** Begin MATERIAL **

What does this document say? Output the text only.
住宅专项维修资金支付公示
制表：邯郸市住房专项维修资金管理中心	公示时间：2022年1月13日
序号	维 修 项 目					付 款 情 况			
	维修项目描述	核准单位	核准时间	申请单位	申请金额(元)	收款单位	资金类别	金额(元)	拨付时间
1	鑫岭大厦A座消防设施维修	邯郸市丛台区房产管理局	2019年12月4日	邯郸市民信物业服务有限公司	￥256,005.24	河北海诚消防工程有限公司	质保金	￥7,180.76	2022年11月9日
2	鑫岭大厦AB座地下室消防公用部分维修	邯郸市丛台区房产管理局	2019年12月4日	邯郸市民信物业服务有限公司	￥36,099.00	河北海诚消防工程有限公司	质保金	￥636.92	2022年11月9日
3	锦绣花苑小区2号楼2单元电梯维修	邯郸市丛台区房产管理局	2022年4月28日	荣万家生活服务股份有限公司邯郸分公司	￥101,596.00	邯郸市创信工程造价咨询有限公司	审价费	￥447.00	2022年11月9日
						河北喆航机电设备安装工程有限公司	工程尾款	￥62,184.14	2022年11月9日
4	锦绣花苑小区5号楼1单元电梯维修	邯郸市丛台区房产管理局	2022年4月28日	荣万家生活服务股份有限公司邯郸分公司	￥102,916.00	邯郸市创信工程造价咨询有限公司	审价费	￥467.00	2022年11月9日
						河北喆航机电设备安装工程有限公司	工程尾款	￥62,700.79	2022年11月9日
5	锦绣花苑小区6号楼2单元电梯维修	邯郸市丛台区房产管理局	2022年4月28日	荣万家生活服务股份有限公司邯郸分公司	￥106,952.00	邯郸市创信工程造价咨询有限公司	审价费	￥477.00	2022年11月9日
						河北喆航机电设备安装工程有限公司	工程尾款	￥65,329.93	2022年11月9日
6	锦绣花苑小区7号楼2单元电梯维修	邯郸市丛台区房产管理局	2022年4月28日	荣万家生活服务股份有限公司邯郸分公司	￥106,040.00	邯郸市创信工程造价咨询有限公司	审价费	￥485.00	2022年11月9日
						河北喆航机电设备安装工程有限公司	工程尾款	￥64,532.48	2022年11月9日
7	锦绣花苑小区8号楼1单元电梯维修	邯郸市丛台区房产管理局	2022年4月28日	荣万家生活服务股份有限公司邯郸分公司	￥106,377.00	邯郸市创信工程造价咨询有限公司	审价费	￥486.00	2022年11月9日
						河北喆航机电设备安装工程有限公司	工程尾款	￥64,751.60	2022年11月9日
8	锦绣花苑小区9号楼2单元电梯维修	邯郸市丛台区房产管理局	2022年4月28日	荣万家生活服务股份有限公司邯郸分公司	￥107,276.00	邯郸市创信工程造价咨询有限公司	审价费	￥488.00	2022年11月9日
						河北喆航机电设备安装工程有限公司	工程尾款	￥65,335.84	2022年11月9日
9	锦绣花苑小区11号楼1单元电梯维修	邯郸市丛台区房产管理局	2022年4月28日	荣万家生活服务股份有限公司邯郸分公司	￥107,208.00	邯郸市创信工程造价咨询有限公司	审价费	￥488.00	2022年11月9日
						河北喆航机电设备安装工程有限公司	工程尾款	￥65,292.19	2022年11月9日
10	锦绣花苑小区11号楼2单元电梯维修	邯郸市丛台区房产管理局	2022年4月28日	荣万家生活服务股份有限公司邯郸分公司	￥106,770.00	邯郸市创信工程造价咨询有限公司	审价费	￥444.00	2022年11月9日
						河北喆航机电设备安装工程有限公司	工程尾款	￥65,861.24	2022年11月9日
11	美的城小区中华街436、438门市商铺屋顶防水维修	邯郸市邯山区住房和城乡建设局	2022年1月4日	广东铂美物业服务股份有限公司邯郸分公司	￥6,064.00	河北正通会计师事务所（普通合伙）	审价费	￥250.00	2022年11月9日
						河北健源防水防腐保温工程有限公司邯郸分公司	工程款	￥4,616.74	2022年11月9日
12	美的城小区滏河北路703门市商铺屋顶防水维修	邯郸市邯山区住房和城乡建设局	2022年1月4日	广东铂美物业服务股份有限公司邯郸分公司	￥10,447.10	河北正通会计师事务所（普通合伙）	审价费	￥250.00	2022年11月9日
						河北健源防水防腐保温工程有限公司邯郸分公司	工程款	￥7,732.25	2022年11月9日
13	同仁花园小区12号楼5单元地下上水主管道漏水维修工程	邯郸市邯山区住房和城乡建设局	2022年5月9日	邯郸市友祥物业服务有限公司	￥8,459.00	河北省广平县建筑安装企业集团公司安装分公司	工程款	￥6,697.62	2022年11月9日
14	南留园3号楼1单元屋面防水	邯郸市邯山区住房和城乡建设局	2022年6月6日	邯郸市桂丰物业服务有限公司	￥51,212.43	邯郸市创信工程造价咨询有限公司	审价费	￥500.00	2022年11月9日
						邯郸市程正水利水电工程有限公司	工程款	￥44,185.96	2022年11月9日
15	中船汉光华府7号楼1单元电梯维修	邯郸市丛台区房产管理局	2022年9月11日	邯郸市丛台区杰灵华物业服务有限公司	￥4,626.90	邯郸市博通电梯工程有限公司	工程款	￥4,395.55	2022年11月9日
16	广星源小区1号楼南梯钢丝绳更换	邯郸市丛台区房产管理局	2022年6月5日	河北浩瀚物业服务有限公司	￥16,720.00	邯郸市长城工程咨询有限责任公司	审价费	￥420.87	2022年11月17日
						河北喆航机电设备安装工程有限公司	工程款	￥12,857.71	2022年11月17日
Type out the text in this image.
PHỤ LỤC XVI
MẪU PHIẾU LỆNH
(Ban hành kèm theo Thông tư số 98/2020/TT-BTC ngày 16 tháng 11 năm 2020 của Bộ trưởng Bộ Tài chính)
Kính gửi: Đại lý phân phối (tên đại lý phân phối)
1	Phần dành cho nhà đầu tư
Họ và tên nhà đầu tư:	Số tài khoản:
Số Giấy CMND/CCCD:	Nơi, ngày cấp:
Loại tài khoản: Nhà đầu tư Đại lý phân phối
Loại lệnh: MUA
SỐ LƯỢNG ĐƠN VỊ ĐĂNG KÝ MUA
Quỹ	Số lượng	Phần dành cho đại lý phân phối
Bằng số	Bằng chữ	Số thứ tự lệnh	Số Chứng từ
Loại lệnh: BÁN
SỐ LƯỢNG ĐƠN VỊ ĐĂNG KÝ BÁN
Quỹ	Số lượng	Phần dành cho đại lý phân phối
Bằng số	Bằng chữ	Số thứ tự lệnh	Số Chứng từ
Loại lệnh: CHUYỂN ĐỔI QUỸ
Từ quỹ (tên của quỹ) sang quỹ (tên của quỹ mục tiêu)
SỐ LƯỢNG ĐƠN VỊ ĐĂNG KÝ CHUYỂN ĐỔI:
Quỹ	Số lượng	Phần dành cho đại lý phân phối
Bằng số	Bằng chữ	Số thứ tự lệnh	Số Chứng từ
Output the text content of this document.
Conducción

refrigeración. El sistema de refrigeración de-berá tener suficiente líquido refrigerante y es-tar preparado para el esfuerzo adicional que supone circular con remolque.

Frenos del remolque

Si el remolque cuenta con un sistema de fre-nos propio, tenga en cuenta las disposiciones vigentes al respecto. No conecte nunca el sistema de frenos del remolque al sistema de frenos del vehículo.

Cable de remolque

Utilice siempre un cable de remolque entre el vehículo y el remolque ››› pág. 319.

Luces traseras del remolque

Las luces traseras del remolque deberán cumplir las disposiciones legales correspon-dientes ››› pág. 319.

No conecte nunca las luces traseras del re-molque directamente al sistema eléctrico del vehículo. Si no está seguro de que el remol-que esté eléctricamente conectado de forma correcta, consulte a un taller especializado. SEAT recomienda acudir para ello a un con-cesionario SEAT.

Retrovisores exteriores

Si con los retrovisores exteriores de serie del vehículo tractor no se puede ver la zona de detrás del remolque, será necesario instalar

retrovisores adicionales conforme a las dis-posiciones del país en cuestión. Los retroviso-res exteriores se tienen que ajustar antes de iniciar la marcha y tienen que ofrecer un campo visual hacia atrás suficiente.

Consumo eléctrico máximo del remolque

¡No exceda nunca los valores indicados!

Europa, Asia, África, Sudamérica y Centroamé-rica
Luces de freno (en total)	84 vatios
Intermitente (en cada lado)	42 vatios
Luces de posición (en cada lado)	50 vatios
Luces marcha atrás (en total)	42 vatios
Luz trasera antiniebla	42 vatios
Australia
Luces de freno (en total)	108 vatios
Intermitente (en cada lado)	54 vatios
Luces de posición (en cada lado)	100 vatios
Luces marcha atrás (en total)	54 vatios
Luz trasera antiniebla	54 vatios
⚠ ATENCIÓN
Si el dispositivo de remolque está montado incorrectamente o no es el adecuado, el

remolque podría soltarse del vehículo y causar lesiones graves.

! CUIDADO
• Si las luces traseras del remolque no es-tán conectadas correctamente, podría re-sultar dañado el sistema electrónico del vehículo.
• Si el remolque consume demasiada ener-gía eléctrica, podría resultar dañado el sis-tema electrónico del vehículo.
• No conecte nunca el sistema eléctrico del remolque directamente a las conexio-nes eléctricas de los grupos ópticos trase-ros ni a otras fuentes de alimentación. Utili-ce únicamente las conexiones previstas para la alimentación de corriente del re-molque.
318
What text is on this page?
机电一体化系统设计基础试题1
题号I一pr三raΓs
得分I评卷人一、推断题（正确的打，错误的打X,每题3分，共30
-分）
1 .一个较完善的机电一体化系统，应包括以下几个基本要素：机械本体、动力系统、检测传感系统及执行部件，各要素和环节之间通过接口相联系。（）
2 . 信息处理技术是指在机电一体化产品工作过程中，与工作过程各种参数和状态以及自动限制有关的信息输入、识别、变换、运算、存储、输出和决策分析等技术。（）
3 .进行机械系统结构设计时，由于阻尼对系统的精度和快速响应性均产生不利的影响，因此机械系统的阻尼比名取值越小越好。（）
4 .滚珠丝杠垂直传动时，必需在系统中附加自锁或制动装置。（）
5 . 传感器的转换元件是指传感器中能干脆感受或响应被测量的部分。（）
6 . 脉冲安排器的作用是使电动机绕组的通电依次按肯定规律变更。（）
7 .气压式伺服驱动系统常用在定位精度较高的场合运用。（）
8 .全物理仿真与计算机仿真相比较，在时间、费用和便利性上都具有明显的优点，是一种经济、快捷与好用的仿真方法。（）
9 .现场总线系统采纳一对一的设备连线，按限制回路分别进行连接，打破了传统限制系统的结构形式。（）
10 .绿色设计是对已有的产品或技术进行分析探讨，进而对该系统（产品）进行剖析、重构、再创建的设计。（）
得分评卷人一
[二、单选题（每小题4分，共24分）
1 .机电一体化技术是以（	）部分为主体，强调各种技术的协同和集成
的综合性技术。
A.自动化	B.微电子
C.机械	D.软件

** End MATERIAL **

▸ WHAT NEEDS TO BE DONE
The line containing "What text is on this page?" marks the start; retype it and each line after it through the end of the records above, exactly.

▸ SOLUTION FOR THIS PROBLEM
What text is on this page?
机电一体化系统设计基础试题1
题号I一pr三raΓs
得分I评卷人一、推断题（正确的打，错误的打X,每题3分，共30
-分）
1 .一个较完善的机电一体化系统，应包括以下几个基本要素：机械本体、动力系统、检测传感系统及执行部件，各要素和环节之间通过接口相联系。（）
2 . 信息处理技术是指在机电一体化产品工作过程中，与工作过程各种参数和状态以及自动限制有关的信息输入、识别、变换、运算、存储、输出和决策分析等技术。（）
3 .进行机械系统结构设计时，由于阻尼对系统的精度和快速响应性均产生不利的影响，因此机械系统的阻尼比名取值越小越好。（）
4 .滚珠丝杠垂直传动时，必需在系统中附加自锁或制动装置。（）
5 . 传感器的转换元件是指传感器中能干脆感受或响应被测量的部分。（）
6 . 脉冲安排器的作用是使电动机绕组的通电依次按肯定规律变更。（）
7 .气压式伺服驱动系统常用在定位精度较高的场合运用。（）
8 .全物理仿真与计算机仿真相比较，在时间、费用和便利性上都具有明显的优点，是一种经济、快捷与好用的仿真方法。（）
9 .现场总线系统采纳一对一的设备连线，按限制回路分别进行连接，打破了传统限制系统的结构形式。（）
10 .绿色设计是对已有的产品或技术进行分析探讨，进而对该系统（产品）进行剖析、重构、再创建的设计。（）
得分评卷人一
[二、单选题（每小题4分，共24分）
1 .机电一体化技术是以（	）部分为主体，强调各种技术的协同和集成
的综合性技术。
A.自动化	B.微电子
C.机械	D.软件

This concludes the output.